• [Data extract]
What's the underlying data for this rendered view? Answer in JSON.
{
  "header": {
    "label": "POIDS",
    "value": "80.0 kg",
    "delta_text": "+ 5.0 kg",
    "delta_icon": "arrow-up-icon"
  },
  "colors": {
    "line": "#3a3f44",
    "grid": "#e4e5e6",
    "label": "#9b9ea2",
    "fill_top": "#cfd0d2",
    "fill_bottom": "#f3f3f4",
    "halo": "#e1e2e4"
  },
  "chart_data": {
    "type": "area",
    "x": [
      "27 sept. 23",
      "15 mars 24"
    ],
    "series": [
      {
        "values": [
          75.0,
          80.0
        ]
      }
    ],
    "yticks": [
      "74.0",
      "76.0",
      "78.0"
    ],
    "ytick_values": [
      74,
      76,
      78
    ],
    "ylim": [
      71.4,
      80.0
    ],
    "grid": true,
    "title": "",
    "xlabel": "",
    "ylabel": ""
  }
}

--

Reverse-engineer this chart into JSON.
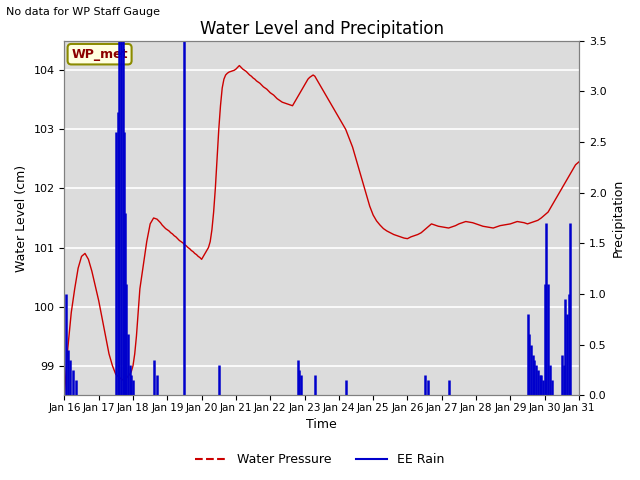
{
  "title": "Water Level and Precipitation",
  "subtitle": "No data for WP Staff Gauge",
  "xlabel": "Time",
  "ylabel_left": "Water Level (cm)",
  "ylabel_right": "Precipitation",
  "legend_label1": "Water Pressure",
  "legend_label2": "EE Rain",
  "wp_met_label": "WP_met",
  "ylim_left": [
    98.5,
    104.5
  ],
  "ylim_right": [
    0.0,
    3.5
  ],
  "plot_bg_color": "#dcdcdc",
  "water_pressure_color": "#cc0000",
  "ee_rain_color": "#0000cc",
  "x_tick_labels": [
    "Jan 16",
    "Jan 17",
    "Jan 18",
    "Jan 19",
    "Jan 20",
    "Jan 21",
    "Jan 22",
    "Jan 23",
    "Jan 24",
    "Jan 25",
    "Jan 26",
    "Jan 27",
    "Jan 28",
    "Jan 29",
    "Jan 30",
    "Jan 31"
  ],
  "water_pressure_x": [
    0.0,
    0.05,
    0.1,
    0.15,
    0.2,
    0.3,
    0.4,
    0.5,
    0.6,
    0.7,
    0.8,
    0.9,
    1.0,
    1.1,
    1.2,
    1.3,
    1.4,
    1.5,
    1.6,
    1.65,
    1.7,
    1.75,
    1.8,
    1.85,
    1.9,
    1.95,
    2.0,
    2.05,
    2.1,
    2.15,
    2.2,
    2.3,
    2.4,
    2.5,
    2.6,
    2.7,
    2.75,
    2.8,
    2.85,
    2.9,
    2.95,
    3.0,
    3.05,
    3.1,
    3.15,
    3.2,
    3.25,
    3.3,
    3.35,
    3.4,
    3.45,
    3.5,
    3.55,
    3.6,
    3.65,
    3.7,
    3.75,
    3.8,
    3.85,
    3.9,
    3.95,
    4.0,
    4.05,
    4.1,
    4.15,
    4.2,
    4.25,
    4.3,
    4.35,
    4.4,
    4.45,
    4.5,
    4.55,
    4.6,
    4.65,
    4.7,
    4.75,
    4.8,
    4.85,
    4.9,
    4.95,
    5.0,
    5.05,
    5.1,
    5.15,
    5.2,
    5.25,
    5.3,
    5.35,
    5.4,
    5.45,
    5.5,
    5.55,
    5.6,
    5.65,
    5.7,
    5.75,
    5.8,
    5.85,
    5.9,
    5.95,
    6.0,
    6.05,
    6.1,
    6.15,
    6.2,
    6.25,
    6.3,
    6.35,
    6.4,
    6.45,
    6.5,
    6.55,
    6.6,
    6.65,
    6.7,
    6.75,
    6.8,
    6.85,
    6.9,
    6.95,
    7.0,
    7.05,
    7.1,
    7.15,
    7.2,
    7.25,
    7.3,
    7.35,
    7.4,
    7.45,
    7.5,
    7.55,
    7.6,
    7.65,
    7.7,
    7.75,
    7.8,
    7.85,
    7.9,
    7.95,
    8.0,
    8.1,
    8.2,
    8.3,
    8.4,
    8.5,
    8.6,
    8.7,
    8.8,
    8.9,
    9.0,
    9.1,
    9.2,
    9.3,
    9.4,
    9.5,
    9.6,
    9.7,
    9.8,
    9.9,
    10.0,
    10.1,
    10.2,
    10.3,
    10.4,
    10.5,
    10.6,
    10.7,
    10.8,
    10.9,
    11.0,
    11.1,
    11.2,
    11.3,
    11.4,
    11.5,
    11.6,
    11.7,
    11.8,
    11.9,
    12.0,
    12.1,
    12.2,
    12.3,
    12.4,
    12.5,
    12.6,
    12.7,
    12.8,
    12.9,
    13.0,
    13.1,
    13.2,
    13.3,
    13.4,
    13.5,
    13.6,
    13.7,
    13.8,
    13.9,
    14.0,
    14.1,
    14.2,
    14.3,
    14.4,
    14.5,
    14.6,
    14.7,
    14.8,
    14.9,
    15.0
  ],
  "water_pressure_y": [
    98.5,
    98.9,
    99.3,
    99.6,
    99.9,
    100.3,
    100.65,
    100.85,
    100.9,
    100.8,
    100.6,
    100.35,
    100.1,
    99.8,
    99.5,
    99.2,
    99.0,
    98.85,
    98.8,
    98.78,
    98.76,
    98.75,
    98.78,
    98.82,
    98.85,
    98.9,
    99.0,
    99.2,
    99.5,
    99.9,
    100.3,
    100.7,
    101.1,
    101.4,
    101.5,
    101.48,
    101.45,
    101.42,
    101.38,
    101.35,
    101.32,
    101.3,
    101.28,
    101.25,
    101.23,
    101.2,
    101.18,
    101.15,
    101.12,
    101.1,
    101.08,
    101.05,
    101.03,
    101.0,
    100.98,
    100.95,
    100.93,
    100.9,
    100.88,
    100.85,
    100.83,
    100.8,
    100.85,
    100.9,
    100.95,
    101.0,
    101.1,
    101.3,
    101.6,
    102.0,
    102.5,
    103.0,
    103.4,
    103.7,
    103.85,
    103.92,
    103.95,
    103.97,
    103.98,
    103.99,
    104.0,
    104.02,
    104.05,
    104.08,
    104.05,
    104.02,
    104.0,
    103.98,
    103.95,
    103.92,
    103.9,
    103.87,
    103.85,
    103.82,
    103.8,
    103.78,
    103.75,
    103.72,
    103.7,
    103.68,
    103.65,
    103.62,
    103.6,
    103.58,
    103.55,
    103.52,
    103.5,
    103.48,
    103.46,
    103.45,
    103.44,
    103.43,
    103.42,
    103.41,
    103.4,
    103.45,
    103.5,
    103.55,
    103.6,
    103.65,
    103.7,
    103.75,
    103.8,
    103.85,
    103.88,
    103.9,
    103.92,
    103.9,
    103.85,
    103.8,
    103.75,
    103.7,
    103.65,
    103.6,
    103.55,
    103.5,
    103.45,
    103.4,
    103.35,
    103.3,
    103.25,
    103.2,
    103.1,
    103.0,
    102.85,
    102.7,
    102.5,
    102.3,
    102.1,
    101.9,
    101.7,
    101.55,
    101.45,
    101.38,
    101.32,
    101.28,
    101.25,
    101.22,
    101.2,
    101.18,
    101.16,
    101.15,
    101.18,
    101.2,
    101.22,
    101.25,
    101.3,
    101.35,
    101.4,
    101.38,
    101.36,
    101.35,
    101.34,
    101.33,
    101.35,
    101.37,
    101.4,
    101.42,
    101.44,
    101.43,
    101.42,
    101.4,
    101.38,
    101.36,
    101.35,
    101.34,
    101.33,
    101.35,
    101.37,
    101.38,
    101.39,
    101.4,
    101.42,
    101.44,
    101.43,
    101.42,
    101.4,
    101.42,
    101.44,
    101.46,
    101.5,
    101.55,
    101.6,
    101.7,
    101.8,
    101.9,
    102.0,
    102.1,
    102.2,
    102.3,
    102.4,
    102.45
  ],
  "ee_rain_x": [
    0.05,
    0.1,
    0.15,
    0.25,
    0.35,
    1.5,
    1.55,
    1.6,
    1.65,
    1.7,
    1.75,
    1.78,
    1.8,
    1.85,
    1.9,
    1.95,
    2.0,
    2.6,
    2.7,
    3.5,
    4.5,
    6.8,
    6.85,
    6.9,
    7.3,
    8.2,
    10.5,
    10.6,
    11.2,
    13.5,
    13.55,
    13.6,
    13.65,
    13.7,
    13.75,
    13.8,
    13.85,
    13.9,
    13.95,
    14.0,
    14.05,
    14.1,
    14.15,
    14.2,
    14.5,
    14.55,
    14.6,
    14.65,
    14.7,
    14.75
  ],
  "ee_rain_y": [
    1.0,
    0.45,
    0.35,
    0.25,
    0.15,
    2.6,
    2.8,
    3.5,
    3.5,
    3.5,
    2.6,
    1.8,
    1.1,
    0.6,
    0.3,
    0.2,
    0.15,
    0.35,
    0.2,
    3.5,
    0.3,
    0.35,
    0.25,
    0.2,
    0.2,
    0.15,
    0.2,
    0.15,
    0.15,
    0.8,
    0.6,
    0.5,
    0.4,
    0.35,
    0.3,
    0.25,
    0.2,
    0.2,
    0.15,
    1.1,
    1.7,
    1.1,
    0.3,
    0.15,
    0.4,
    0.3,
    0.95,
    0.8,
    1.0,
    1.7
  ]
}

• [The exercise]
Each line in the listing above that contains "Precipitation" should be copied.

• [Response]
  "title": "Water Level and Precipitation",
  "ylabel_right": "Precipitation",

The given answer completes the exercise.